⟨

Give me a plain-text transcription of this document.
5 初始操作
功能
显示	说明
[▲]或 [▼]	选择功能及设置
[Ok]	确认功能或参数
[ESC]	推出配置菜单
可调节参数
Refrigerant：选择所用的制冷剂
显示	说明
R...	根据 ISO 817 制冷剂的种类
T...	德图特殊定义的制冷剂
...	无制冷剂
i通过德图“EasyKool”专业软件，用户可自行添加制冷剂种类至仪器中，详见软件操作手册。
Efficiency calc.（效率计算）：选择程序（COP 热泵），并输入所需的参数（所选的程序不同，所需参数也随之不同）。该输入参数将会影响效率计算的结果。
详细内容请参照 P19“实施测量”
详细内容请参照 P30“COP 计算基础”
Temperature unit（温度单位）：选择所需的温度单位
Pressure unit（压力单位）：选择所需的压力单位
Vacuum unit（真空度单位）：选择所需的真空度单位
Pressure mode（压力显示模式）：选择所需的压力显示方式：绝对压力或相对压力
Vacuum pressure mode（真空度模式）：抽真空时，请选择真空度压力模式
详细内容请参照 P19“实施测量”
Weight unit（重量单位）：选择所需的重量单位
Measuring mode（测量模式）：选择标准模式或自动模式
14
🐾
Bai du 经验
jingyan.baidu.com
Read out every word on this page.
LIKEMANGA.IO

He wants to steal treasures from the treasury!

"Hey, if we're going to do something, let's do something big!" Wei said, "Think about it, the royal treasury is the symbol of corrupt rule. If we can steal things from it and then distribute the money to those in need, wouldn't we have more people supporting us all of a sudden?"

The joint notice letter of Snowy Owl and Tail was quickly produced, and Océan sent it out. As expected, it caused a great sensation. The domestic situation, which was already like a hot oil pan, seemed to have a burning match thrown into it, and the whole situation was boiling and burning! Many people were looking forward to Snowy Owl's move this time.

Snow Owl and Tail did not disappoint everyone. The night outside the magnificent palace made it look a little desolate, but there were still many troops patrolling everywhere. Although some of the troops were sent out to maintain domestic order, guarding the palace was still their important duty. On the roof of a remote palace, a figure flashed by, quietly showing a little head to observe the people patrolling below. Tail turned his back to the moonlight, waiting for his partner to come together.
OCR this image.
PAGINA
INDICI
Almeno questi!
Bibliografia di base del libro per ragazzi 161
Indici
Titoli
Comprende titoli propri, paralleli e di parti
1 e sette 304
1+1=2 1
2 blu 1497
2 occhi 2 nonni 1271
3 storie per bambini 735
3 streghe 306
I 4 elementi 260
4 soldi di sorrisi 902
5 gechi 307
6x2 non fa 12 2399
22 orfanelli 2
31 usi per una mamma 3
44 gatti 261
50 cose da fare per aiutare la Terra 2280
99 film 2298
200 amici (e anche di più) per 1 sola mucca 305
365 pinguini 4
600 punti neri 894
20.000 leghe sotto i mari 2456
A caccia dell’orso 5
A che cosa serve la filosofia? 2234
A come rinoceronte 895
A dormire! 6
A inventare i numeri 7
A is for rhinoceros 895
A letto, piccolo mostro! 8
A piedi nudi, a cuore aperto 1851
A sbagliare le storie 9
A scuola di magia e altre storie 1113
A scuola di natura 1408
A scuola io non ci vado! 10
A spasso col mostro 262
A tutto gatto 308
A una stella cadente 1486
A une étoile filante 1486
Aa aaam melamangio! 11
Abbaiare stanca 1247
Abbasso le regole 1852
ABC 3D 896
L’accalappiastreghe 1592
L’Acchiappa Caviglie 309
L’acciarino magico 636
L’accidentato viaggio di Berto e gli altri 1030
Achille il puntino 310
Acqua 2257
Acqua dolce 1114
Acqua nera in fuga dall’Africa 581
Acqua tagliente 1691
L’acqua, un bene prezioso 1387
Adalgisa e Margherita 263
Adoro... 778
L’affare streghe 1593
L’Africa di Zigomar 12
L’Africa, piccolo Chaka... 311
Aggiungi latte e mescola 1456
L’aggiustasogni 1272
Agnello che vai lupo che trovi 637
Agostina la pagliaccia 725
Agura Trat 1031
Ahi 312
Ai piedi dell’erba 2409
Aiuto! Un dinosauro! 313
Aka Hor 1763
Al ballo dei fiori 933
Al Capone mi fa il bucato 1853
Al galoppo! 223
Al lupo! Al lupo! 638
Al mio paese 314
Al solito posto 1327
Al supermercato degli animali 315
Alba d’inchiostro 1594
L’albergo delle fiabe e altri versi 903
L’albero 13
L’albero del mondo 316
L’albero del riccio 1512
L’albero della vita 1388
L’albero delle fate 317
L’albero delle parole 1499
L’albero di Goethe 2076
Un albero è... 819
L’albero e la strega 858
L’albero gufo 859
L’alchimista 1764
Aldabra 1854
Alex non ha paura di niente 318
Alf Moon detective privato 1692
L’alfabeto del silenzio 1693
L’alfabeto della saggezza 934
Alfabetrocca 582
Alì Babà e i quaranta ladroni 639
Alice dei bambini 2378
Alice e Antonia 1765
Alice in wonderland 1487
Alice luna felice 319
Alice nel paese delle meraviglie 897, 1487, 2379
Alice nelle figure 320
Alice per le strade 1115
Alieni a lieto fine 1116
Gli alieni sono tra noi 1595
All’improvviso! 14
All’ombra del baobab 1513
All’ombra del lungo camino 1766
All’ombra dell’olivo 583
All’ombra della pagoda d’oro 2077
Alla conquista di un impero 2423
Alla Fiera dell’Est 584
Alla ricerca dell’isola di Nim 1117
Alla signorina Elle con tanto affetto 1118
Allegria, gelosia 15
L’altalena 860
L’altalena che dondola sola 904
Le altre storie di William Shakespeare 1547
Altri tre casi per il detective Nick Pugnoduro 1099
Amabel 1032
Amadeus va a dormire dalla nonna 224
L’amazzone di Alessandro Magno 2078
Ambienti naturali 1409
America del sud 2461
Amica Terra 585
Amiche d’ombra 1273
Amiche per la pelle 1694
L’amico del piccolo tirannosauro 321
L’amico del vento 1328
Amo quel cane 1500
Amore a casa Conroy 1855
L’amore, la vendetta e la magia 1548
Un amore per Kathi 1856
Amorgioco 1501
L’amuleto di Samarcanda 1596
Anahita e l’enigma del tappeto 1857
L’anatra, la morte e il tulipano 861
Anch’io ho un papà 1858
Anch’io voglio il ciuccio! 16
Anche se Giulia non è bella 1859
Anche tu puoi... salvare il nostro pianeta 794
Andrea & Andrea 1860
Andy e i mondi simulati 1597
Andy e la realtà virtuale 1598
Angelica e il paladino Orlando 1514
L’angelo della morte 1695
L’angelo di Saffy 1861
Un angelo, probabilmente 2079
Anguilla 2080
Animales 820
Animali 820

⟩

Exercise directions
Set down the entries verbatim, leaving none out.

The solution
Give me a plain-text transcription of this document.
5 初始操作
功能
显示	说明
[▲]或 [▼]	选择功能及设置
[Ok]	确认功能或参数
[ESC]	推出配置菜单
可调节参数
Refrigerant：选择所用的制冷剂
显示	说明
R...	根据 ISO 817 制冷剂的种类
T...	德图特殊定义的制冷剂
...	无制冷剂
i通过德图“EasyKool”专业软件，用户可自行添加制冷剂种类至仪器中，详见软件操作手册。
Efficiency calc.（效率计算）：选择程序（COP 热泵），并输入所需的参数（所选的程序不同，所需参数也随之不同）。该输入参数将会影响效率计算的结果。
详细内容请参照 P19“实施测量”
详细内容请参照 P30“COP 计算基础”
Temperature unit（温度单位）：选择所需的温度单位
Pressure unit（压力单位）：选择所需的压力单位
Vacuum unit（真空度单位）：选择所需的真空度单位
Pressure mode（压力显示模式）：选择所需的压力显示方式：绝对压力或相对压力
Vacuum pressure mode（真空度模式）：抽真空时，请选择真空度压力模式
详细内容请参照 P19“实施测量”
Weight unit（重量单位）：选择所需的重量单位
Measuring mode（测量模式）：选择标准模式或自动模式
14
🐾
Bai du 经验
jingyan.baidu.com
Read out every word on this page.
LIKEMANGA.IO

He wants to steal treasures from the treasury!

"Hey, if we're going to do something, let's do something big!" Wei said, "Think about it, the royal treasury is the symbol of corrupt rule. If we can steal things from it and then distribute the money to those in need, wouldn't we have more people supporting us all of a sudden?"

The joint notice letter of Snowy Owl and Tail was quickly produced, and Océan sent it out. As expected, it caused a great sensation. The domestic situation, which was already like a hot oil pan, seemed to have a burning match thrown into it, and the whole situation was boiling and burning! Many people were looking forward to Snowy Owl's move this time.

Snow Owl and Tail did not disappoint everyone. The night outside the magnificent palace made it look a little desolate, but there were still many troops patrolling everywhere. Although some of the troops were sent out to maintain domestic order, guarding the palace was still their important duty. On the roof of a remote palace, a figure flashed by, quietly showing a little head to observe the people patrolling below. Tail turned his back to the moonlight, waiting for his partner to come together.
OCR this image.
PAGINA
INDICI
Almeno questi!
Bibliografia di base del libro per ragazzi 161
Indici
Titoli
Comprende titoli propri, paralleli e di parti
1 e sette 304
1+1=2 1
2 blu 1497
2 occhi 2 nonni 1271
3 storie per bambini 735
3 streghe 306
I 4 elementi 260
4 soldi di sorrisi 902
5 gechi 307
6x2 non fa 12 2399
22 orfanelli 2
31 usi per una mamma 3
44 gatti 261
50 cose da fare per aiutare la Terra 2280
99 film 2298
200 amici (e anche di più) per 1 sola mucca 305
365 pinguini 4
600 punti neri 894
20.000 leghe sotto i mari 2456
A caccia dell’orso 5
A che cosa serve la filosofia? 2234
A come rinoceronte 895
A dormire! 6
A inventare i numeri 7
A is for rhinoceros 895
A letto, piccolo mostro! 8
A piedi nudi, a cuore aperto 1851
A sbagliare le storie 9
A scuola di magia e altre storie 1113
A scuola di natura 1408
A scuola io non ci vado! 10
A spasso col mostro 262
A tutto gatto 308
A una stella cadente 1486
A une étoile filante 1486
Aa aaam melamangio! 11
Abbaiare stanca 1247
Abbasso le regole 1852
ABC 3D 896
L’accalappiastreghe 1592
L’Acchiappa Caviglie 309
L’acciarino magico 636
L’accidentato viaggio di Berto e gli altri 1030
Achille il puntino 310
Acqua 2257
Acqua dolce 1114
Acqua nera in fuga dall’Africa 581
Acqua tagliente 1691
L’acqua, un bene prezioso 1387
Adalgisa e Margherita 263
Adoro... 778
L’affare streghe 1593
L’Africa di Zigomar 12
L’Africa, piccolo Chaka... 311
Aggiungi latte e mescola 1456
L’aggiustasogni 1272
Agnello che vai lupo che trovi 637
Agostina la pagliaccia 725
Agura Trat 1031
Ahi 312
Ai piedi dell’erba 2409
Aiuto! Un dinosauro! 313
Aka Hor 1763
Al ballo dei fiori 933
Al Capone mi fa il bucato 1853
Al galoppo! 223
Al lupo! Al lupo! 638
Al mio paese 314
Al solito posto 1327
Al supermercato degli animali 315
Alba d’inchiostro 1594
L’albergo delle fiabe e altri versi 903
L’albero 13
L’albero del mondo 316
L’albero del riccio 1512
L’albero della vita 1388
L’albero delle fate 317
L’albero delle parole 1499
L’albero di Goethe 2076
Un albero è... 819
L’albero e la strega 858
L’albero gufo 859
L’alchimista 1764
Aldabra 1854
Alex non ha paura di niente 318
Alf Moon detective privato 1692
L’alfabeto del silenzio 1693
L’alfabeto della saggezza 934
Alfabetrocca 582
Alì Babà e i quaranta ladroni 639
Alice dei bambini 2378
Alice e Antonia 1765
Alice in wonderland 1487
Alice luna felice 319
Alice nel paese delle meraviglie 897, 1487, 2379
Alice nelle figure 320
Alice per le strade 1115
Alieni a lieto fine 1116
Gli alieni sono tra noi 1595
All’improvviso! 14
All’ombra del baobab 1513
All’ombra del lungo camino 1766
All’ombra dell’olivo 583
All’ombra della pagoda d’oro 2077
Alla conquista di un impero 2423
Alla Fiera dell’Est 584
Alla ricerca dell’isola di Nim 1117
Alla signorina Elle con tanto affetto 1118
Allegria, gelosia 15
L’altalena 860
L’altalena che dondola sola 904
Le altre storie di William Shakespeare 1547
Altri tre casi per il detective Nick Pugnoduro 1099
Amabel 1032
Amadeus va a dormire dalla nonna 224
L’amazzone di Alessandro Magno 2078
Ambienti naturali 1409
America del sud 2461
Amica Terra 585
Amiche d’ombra 1273
Amiche per la pelle 1694
L’amico del piccolo tirannosauro 321
L’amico del vento 1328
Amo quel cane 1500
Amore a casa Conroy 1855
L’amore, la vendetta e la magia 1548
Un amore per Kathi 1856
Amorgioco 1501
L’amuleto di Samarcanda 1596
Anahita e l’enigma del tappeto 1857
L’anatra, la morte e il tulipano 861
Anch’io ho un papà 1858
Anch’io voglio il ciuccio! 16
Anche se Giulia non è bella 1859
Anche tu puoi... salvare il nostro pianeta 794
Andrea & Andrea 1860
Andy e i mondi simulati 1597
Andy e la realtà virtuale 1598
Angelica e il paladino Orlando 1514
L’angelo della morte 1695
L’angelo di Saffy 1861
Un angelo, probabilmente 2079
Anguilla 2080
Animales 820
Animali 820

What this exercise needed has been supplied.